[Raw records]
# # #

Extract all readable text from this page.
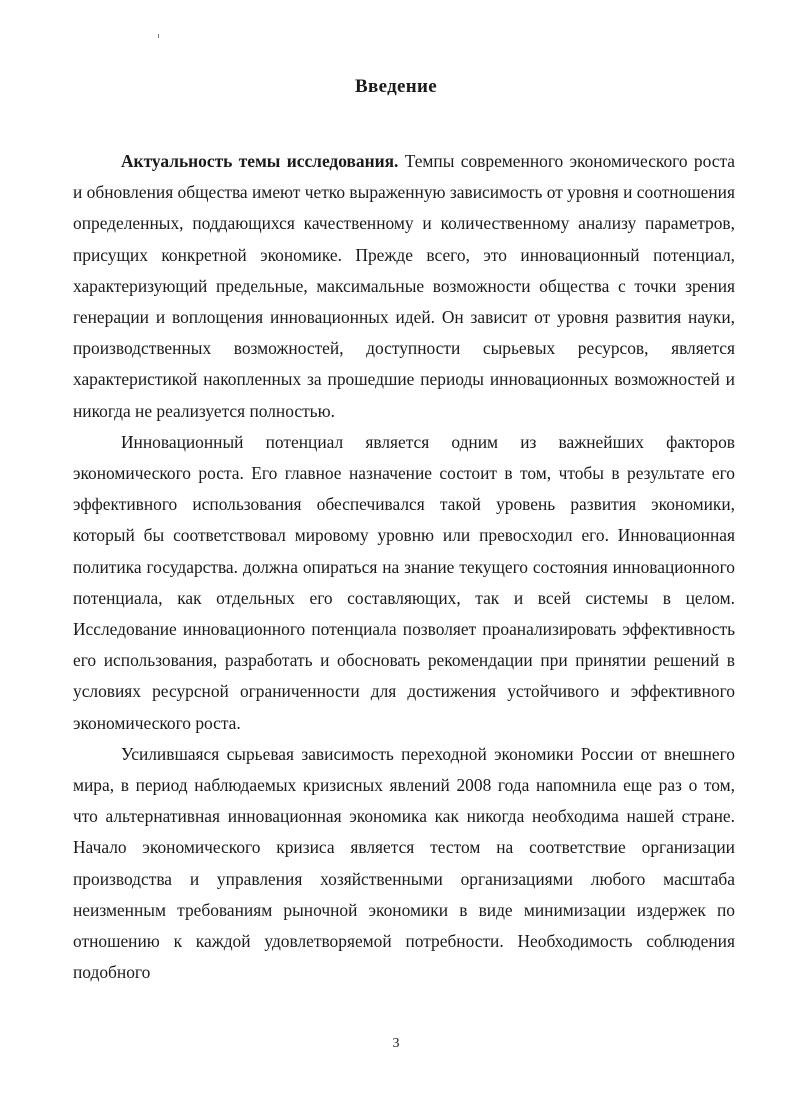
Введение

Актуальность темы исследования. Темпы современного экономического роста и обновления общества имеют четко выраженную зависимость от уровня и соотношения определенных, поддающихся качественному и количественному анализу параметров, присущих конкретной экономике. Прежде всего, это инновационный потенциал, характеризующий предельные, максимальные возможности общества с точки зрения генерации и воплощения инновационных идей. Он зависит от уровня развития науки, производственных возможностей, доступности сырьевых ресурсов, является характеристикой накопленных за прошедшие периоды инновационных возможностей и никогда не реализуется полностью.

Инновационный потенциал является одним из важнейших факторов экономического роста. Его главное назначение состоит в том, чтобы в результате его эффективного использования обеспечивался такой уровень развития экономики, который бы соответствовал мировому уровню или превосходил его. Инновационная политика государства. должна опираться на знание текущего состояния инновационного потенциала, как отдельных его составляющих, так и всей системы в целом. Исследование инновационного потенциала позволяет проанализировать эффективность его использования, разработать и обосновать рекомендации при принятии решений в условиях ресурсной ограниченности для достижения устойчивого и эффективного экономического роста.

Усилившаяся сырьевая зависимость переходной экономики России от внешнего мира, в период наблюдаемых кризисных явлений 2008 года напомнила еще раз о том, что альтернативная инновационная экономика как никогда необходима нашей стране. Начало экономического кризиса является тестом на соответствие организации производства и управления хозяйственными организациями любого масштаба неизменным требованиям рыночной экономики в виде минимизации издержек по отношению к каждой удовлетворяемой потребности. Необходимость соблюдения подобного

3
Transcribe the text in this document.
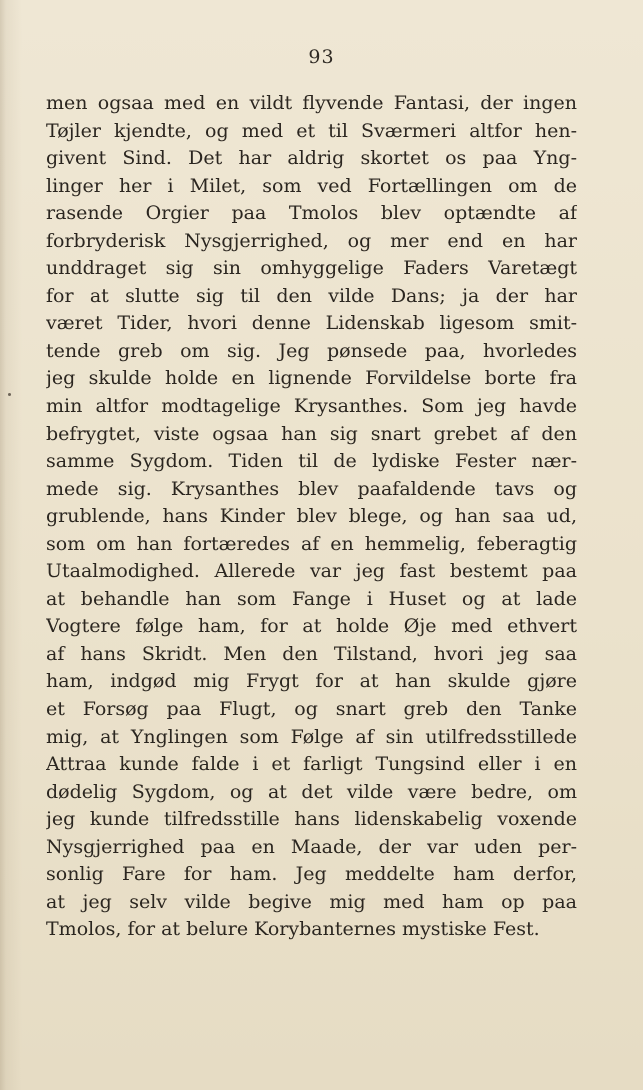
93
men ogsaa med en vildt flyvende Fantasi, der ingen
Tøjler kjendte, og med et til Sværmeri altfor hen-
givent Sind. Det har aldrig skortet os paa Yng-
linger her i Milet, som ved Fortællingen om de
rasende Orgier paa Tmolos blev optændte af
forbryderisk Nysgjerrighed, og mer end en har
unddraget sig sin omhyggelige Faders Varetægt
for at slutte sig til den vilde Dans; ja der har
været Tider, hvori denne Lidenskab ligesom smit-
tende greb om sig. Jeg pønsede paa, hvorledes
jeg skulde holde en lignende Forvildelse borte fra
min altfor modtagelige Krysanthes. Som jeg havde
befrygtet, viste ogsaa han sig snart grebet af den
samme Sygdom. Tiden til de lydiske Fester nær-
mede sig. Krysanthes blev paafaldende tavs og
grublende, hans Kinder blev blege, og han saa ud,
som om han fortæredes af en hemmelig, feberagtig
Utaalmodighed. Allerede var jeg fast bestemt paa
at behandle han som Fange i Huset og at lade
Vogtere følge ham, for at holde Øje med ethvert
af hans Skridt. Men den Tilstand, hvori jeg saa
ham, indgød mig Frygt for at han skulde gjøre
et Forsøg paa Flugt, og snart greb den Tanke
mig, at Ynglingen som Følge af sin utilfredsstillede
Attraa kunde falde i et farligt Tungsind eller i en
dødelig Sygdom, og at det vilde være bedre, om
jeg kunde tilfredsstille hans lidenskabelig voxende
Nysgjerrighed paa en Maade, der var uden per-
sonlig Fare for ham. Jeg meddelte ham derfor,
at jeg selv vilde begive mig med ham op paa
Tmolos, for at belure Korybanternes mystiske Fest.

# # #

Each record above should be copied character for character, with pictures dropped.

_Solution_.
Extract all readable text from this page.
Введение

Актуальность темы исследования. Темпы современного экономического роста и обновления общества имеют четко выраженную зависимость от уровня и соотношения определенных, поддающихся качественному и количественному анализу параметров, присущих конкретной экономике. Прежде всего, это инновационный потенциал, характеризующий предельные, максимальные возможности общества с точки зрения генерации и воплощения инновационных идей. Он зависит от уровня развития науки, производственных возможностей, доступности сырьевых ресурсов, является характеристикой накопленных за прошедшие периоды инновационных возможностей и никогда не реализуется полностью.

Инновационный потенциал является одним из важнейших факторов экономического роста. Его главное назначение состоит в том, чтобы в результате его эффективного использования обеспечивался такой уровень развития экономики, который бы соответствовал мировому уровню или превосходил его. Инновационная политика государства. должна опираться на знание текущего состояния инновационного потенциала, как отдельных его составляющих, так и всей системы в целом. Исследование инновационного потенциала позволяет проанализировать эффективность его использования, разработать и обосновать рекомендации при принятии решений в условиях ресурсной ограниченности для достижения устойчивого и эффективного экономического роста.

Усилившаяся сырьевая зависимость переходной экономики России от внешнего мира, в период наблюдаемых кризисных явлений 2008 года напомнила еще раз о том, что альтернативная инновационная экономика как никогда необходима нашей стране. Начало экономического кризиса является тестом на соответствие организации производства и управления хозяйственными организациями любого масштаба неизменным требованиям рыночной экономики в виде минимизации издержек по отношению к каждой удовлетворяемой потребности. Необходимость соблюдения подобного

3
Transcribe the text in this document.
93
men ogsaa med en vildt flyvende Fantasi, der ingen
Tøjler kjendte, og med et til Sværmeri altfor hen-
givent Sind. Det har aldrig skortet os paa Yng-
linger her i Milet, som ved Fortællingen om de
rasende Orgier paa Tmolos blev optændte af
forbryderisk Nysgjerrighed, og mer end en har
unddraget sig sin omhyggelige Faders Varetægt
for at slutte sig til den vilde Dans; ja der har
været Tider, hvori denne Lidenskab ligesom smit-
tende greb om sig. Jeg pønsede paa, hvorledes
jeg skulde holde en lignende Forvildelse borte fra
min altfor modtagelige Krysanthes. Som jeg havde
befrygtet, viste ogsaa han sig snart grebet af den
samme Sygdom. Tiden til de lydiske Fester nær-
mede sig. Krysanthes blev paafaldende tavs og
grublende, hans Kinder blev blege, og han saa ud,
som om han fortæredes af en hemmelig, feberagtig
Utaalmodighed. Allerede var jeg fast bestemt paa
at behandle han som Fange i Huset og at lade
Vogtere følge ham, for at holde Øje med ethvert
af hans Skridt. Men den Tilstand, hvori jeg saa
ham, indgød mig Frygt for at han skulde gjøre
et Forsøg paa Flugt, og snart greb den Tanke
mig, at Ynglingen som Følge af sin utilfredsstillede
Attraa kunde falde i et farligt Tungsind eller i en
dødelig Sygdom, og at det vilde være bedre, om
jeg kunde tilfredsstille hans lidenskabelig voxende
Nysgjerrighed paa en Maade, der var uden per-
sonlig Fare for ham. Jeg meddelte ham derfor,
at jeg selv vilde begive mig med ham op paa
Tmolos, for at belure Korybanternes mystiske Fest.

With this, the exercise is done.